Task requirements: Count how many lines below contain the word "detached", then give that number alone.

#### Data for the task

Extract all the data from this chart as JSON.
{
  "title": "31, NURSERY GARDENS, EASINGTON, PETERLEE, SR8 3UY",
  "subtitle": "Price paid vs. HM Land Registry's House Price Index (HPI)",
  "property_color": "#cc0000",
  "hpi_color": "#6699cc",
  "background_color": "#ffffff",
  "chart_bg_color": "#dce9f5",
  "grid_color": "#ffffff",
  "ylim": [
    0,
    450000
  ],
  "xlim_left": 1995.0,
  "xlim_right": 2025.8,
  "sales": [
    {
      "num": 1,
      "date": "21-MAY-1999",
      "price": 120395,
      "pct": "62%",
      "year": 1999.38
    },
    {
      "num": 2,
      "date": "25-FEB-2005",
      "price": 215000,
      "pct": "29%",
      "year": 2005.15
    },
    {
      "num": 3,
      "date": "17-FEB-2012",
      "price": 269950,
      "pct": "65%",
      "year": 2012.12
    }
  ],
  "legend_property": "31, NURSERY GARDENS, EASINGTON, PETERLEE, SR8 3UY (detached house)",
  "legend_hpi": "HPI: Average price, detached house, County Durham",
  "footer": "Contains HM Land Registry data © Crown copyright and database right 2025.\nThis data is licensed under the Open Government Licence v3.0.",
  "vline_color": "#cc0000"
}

########

Answer to the task: 2